## DATA FOR PROCESSING:
>>>>>

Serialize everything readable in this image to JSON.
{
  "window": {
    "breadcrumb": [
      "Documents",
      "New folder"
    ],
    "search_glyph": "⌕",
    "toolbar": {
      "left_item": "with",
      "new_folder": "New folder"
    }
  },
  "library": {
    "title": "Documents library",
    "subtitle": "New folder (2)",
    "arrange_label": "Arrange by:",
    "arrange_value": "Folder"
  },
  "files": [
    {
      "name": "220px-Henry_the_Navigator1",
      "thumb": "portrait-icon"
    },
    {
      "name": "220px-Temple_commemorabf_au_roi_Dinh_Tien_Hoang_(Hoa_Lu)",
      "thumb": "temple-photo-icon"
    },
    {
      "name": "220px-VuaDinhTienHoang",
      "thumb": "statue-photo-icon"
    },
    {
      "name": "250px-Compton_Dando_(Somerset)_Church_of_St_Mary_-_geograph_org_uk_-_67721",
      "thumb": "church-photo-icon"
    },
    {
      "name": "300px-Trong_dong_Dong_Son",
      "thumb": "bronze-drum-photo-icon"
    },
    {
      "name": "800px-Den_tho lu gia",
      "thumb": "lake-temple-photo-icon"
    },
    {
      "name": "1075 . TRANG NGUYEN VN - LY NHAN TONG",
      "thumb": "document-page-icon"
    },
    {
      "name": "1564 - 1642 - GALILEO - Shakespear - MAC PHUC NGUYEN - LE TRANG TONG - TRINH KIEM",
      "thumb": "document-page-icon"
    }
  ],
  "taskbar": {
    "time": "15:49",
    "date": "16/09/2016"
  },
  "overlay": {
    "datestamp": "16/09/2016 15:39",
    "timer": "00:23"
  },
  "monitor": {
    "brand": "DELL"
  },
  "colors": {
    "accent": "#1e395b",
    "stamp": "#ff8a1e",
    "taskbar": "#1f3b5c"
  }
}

<<<<<

## EXERCISE AIM:
All lines in the data that contain the word "TRANG" should be copied.

## ANSWER IN FULL:
      "name": "1075 . TRANG NGUYEN VN - LY NHAN TONG",
      "name": "1564 - 1642 - GALILEO - Shakespear - MAC PHUC NGUYEN - LE TRANG TONG - TRINH KIEM",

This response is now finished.